● What to work on
Filter the listing below, copying every line in which the word "feet" appears.

════════════════════

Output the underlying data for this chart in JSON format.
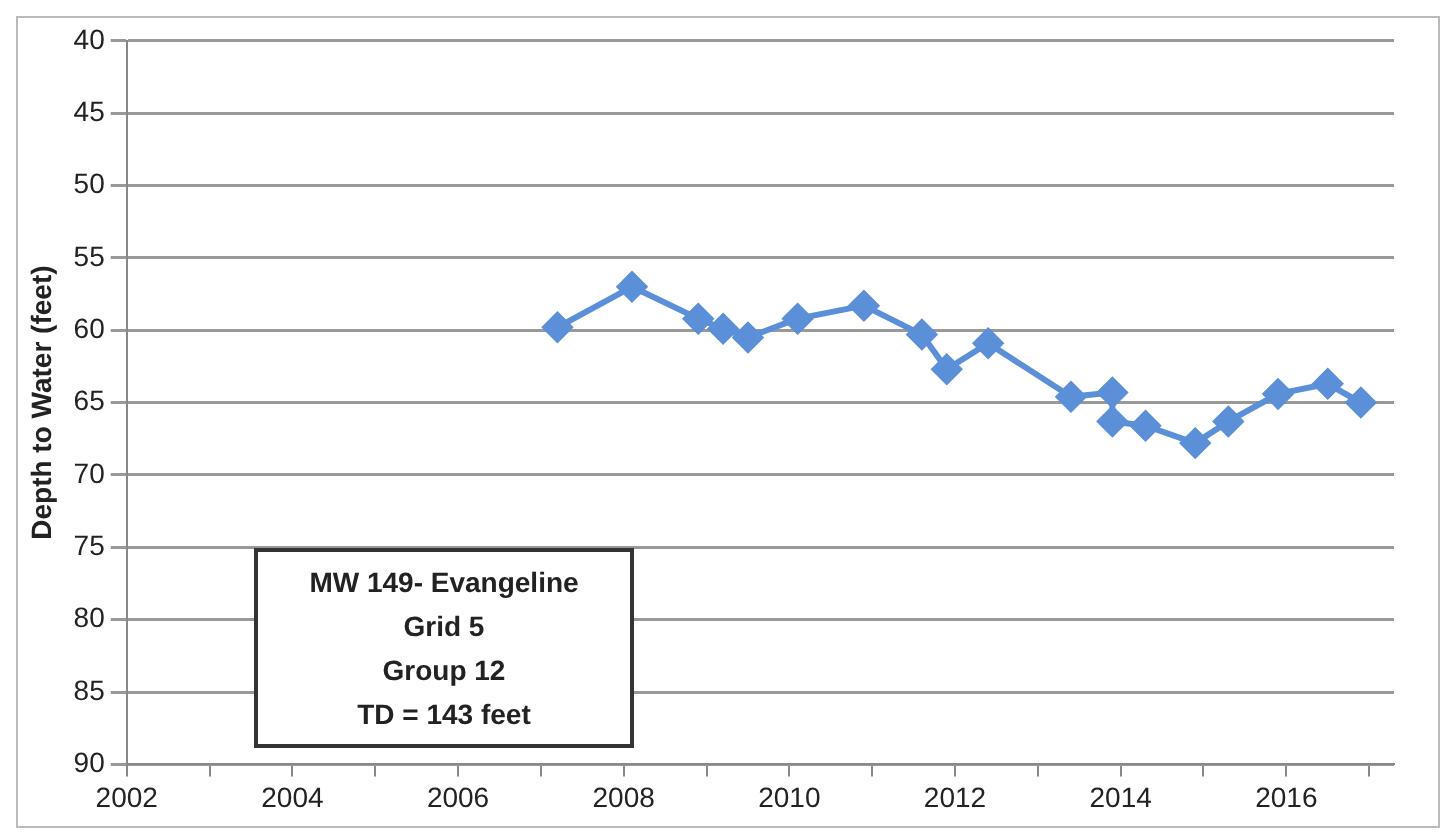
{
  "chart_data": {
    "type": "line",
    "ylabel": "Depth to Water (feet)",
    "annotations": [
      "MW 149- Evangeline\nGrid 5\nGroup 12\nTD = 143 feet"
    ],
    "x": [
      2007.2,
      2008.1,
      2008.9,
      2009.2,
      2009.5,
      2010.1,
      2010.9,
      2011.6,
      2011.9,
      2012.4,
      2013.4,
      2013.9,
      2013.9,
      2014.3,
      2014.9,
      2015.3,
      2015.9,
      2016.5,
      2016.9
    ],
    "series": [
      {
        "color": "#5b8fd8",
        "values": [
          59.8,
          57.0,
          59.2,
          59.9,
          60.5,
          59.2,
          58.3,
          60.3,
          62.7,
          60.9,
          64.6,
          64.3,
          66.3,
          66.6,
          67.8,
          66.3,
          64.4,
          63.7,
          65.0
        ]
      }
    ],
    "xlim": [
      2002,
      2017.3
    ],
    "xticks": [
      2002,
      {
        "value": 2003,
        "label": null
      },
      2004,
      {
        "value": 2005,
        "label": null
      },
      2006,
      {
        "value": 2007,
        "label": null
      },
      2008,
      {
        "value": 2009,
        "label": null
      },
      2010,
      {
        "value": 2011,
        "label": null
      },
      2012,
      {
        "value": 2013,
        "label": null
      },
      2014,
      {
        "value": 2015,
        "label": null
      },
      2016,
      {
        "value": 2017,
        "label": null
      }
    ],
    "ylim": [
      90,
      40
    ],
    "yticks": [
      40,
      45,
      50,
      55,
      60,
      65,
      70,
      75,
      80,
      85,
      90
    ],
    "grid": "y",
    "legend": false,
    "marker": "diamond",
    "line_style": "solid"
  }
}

════════════════════

● Written solution
    "ylabel": "Depth to Water (feet)",
      "MW 149- Evangeline\nGrid 5\nGroup 12\nTD = 143 feet"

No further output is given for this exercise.